### Your objective
Please format every line of the records below as a Markdown table with two columns, "No." for the row number and "Content" for the line itself. Skip blank lines and leave the pictures out.

### Records for the exercise
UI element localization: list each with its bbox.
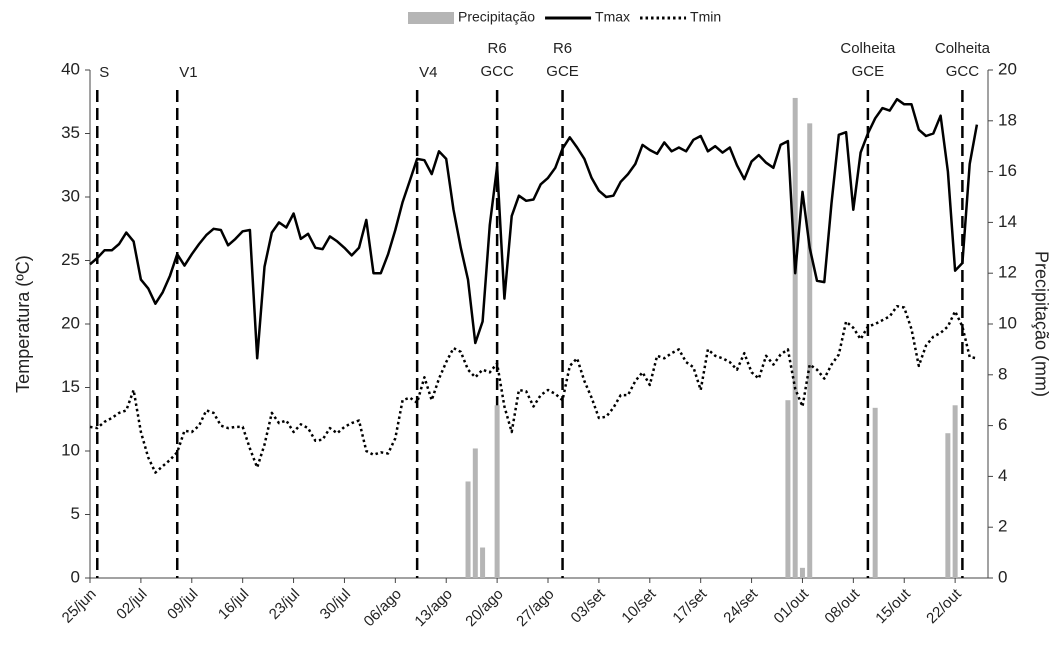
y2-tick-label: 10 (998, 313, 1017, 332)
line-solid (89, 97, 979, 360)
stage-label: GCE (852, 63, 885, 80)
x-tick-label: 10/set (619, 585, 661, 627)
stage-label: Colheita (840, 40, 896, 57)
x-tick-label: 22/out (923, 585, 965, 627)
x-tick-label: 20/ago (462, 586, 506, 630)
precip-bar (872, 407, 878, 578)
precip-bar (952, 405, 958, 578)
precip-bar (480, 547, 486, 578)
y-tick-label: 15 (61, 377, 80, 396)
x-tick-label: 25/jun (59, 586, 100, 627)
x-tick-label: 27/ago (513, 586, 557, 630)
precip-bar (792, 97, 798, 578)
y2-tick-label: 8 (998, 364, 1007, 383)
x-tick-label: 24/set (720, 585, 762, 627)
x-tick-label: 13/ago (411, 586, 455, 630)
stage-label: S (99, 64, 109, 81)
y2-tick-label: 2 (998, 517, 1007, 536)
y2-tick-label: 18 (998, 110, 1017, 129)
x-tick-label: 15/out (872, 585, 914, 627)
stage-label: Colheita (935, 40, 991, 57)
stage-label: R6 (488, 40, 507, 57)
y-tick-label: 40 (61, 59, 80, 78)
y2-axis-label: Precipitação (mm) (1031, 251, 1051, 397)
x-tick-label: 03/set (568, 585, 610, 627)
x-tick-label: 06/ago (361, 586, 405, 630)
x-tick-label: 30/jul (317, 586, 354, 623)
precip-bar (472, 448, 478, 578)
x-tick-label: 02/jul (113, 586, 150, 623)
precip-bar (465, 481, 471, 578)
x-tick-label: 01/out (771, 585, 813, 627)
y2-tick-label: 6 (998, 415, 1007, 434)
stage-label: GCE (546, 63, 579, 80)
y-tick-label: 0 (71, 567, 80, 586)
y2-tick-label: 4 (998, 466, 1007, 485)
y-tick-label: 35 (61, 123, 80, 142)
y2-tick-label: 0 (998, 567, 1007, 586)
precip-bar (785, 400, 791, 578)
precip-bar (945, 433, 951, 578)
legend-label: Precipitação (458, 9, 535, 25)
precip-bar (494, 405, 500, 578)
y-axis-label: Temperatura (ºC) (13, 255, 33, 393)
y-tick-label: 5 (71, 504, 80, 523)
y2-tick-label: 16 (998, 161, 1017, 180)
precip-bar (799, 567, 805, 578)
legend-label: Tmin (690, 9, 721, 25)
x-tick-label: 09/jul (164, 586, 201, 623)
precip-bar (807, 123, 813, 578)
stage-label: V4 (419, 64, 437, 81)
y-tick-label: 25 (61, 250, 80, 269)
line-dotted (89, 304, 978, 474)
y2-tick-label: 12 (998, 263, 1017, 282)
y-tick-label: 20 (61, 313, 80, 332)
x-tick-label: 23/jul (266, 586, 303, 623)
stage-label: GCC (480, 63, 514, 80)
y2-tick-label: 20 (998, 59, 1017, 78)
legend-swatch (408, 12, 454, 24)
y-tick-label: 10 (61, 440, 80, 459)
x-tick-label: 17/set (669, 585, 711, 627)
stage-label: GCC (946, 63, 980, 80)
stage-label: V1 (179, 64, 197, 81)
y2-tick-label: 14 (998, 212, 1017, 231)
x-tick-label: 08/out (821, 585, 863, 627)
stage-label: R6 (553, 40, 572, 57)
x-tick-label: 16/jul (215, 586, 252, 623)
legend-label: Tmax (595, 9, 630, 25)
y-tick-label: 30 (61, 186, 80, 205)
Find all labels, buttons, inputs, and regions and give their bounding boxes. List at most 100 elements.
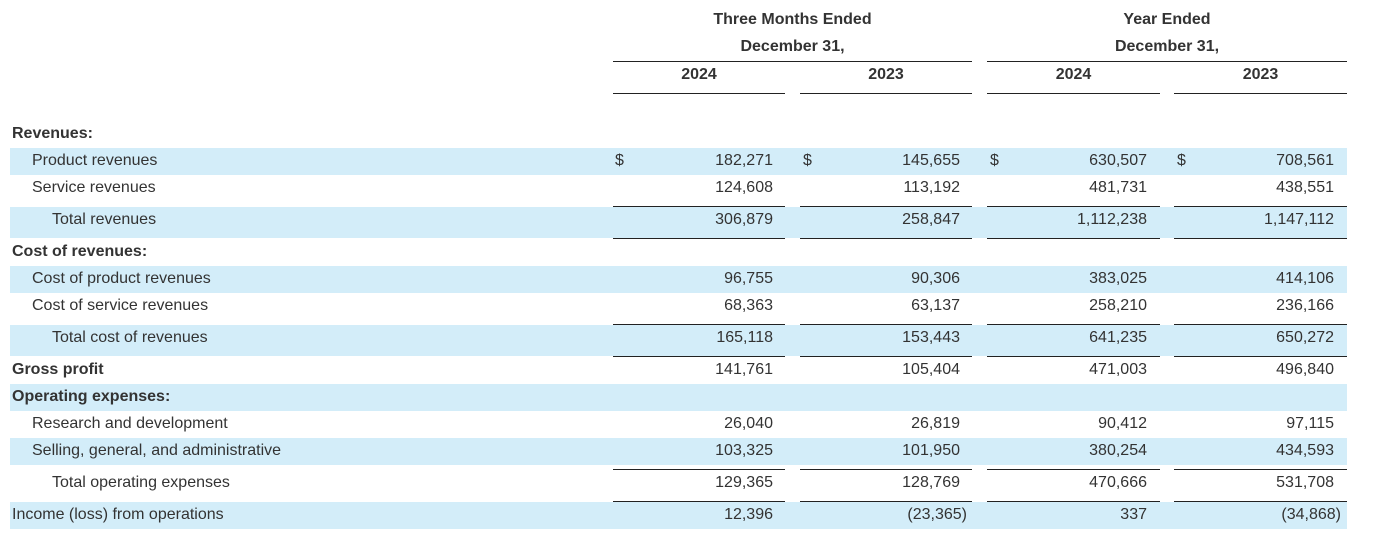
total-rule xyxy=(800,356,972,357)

### Complete response
| No. | Content |
|---|---|
| 1 | UI element localization: list each with its bbox. |
| 2 | y2-tick-label: 10 (998, 313, 1017, 332) |
| 3 | line-solid (89, 97, 979, 360) |
| 4 | stage-label: GCE (852, 63, 885, 80) |
| 5 | x-tick-label: 10/set (619, 585, 661, 627) |
| 6 | stage-label: Colheita (840, 40, 896, 57) |
| 7 | x-tick-label: 22/out (923, 585, 965, 627) |
| 8 | x-tick-label: 20/ago (462, 586, 506, 630) |
| 9 | precip-bar (872, 407, 878, 578) |
| 10 | precip-bar (952, 405, 958, 578) |
| 11 | precip-bar (480, 547, 486, 578) |
| 12 | y-tick-label: 15 (61, 377, 80, 396) |
| 13 | x-tick-label: 25/jun (59, 586, 100, 627) |
| 14 | x-tick-label: 27/ago (513, 586, 557, 630) |
| 15 | precip-bar (792, 97, 798, 578) |
| 16 | y2-tick-label: 8 (998, 364, 1007, 383) |
| 17 | x-tick-label: 24/set (720, 585, 762, 627) |
| 18 | x-tick-label: 13/ago (411, 586, 455, 630) |
| 19 | stage-label: S (99, 64, 109, 81) |
| 20 | y2-tick-label: 2 (998, 517, 1007, 536) |
| 21 | y2-tick-label: 18 (998, 110, 1017, 129) |
| 22 | x-tick-label: 15/out (872, 585, 914, 627) |
| 23 | stage-label: Colheita (935, 40, 991, 57) |
| 24 | stage-label: R6 (488, 40, 507, 57) |
| 25 | y-tick-label: 40 (61, 59, 80, 78) |
| 26 | y2-axis-label: Precipitação (mm) (1031, 251, 1051, 397) |
| 27 | x-tick-label: 03/set (568, 585, 610, 627) |
| 28 | x-tick-label: 06/ago (361, 586, 405, 630) |
| 29 | x-tick-label: 30/jul (317, 586, 354, 623) |
| 30 | precip-bar (472, 448, 478, 578) |
| 31 | x-tick-label: 02/jul (113, 586, 150, 623) |
| 32 | precip-bar (465, 481, 471, 578) |
| 33 | x-tick-label: 01/out (771, 585, 813, 627) |
| 34 | y2-tick-label: 6 (998, 415, 1007, 434) |
| 35 | stage-label: GCE (546, 63, 579, 80) |
| 36 | y-tick-label: 0 (71, 567, 80, 586) |
| 37 | y2-tick-label: 4 (998, 466, 1007, 485) |
| 38 | y-tick-label: 35 (61, 123, 80, 142) |
| 39 | y2-tick-label: 0 (998, 567, 1007, 586) |
| 40 | precip-bar (785, 400, 791, 578) |
| 41 | precip-bar (945, 433, 951, 578) |
| 42 | legend-label: Precipitação (458, 9, 535, 25) |
| 43 | precip-bar (494, 405, 500, 578) |
| 44 | y-axis-label: Temperatura (ºC) (13, 255, 33, 393) |
| 45 | y-tick-label: 5 (71, 504, 80, 523) |
| 46 | y2-tick-label: 16 (998, 161, 1017, 180) |
| 47 | precip-bar (799, 567, 805, 578) |
| 48 | legend-label: Tmin (690, 9, 721, 25) |
| 49 | x-tick-label: 09/jul (164, 586, 201, 623) |
| 50 | precip-bar (807, 123, 813, 578) |
| 51 | stage-label: V4 (419, 64, 437, 81) |
| 52 | y-tick-label: 25 (61, 250, 80, 269) |
| 53 | line-dotted (89, 304, 978, 474) |
| 54 | y2-tick-label: 12 (998, 263, 1017, 282) |
| 55 | y-tick-label: 20 (61, 313, 80, 332) |
| 56 | x-tick-label: 23/jul (266, 586, 303, 623) |
| 57 | stage-label: GCC (480, 63, 514, 80) |
| 58 | y2-tick-label: 20 (998, 59, 1017, 78) |
| 59 | legend-swatch (408, 12, 454, 24) |
| 60 | y-tick-label: 10 (61, 440, 80, 459) |
| 61 | x-tick-label: 17/set (669, 585, 711, 627) |
| 62 | stage-label: GCC (946, 63, 980, 80) |
| 63 | stage-label: V1 (179, 64, 197, 81) |
| 64 | y2-tick-label: 14 (998, 212, 1017, 231) |
| 65 | x-tick-label: 08/out (821, 585, 863, 627) |
| 66 | stage-label: R6 (553, 40, 572, 57) |
| 67 | x-tick-label: 16/jul (215, 586, 252, 623) |
| 68 | legend-label: Tmax (595, 9, 630, 25) |
| 69 | y-tick-label: 30 (61, 186, 80, 205) |
| 70 | Find all labels, buttons, inputs, and regions and give their bounding boxes. List at most 100 elements. |
| 71 | total-rule xyxy=(800,356,972,357) |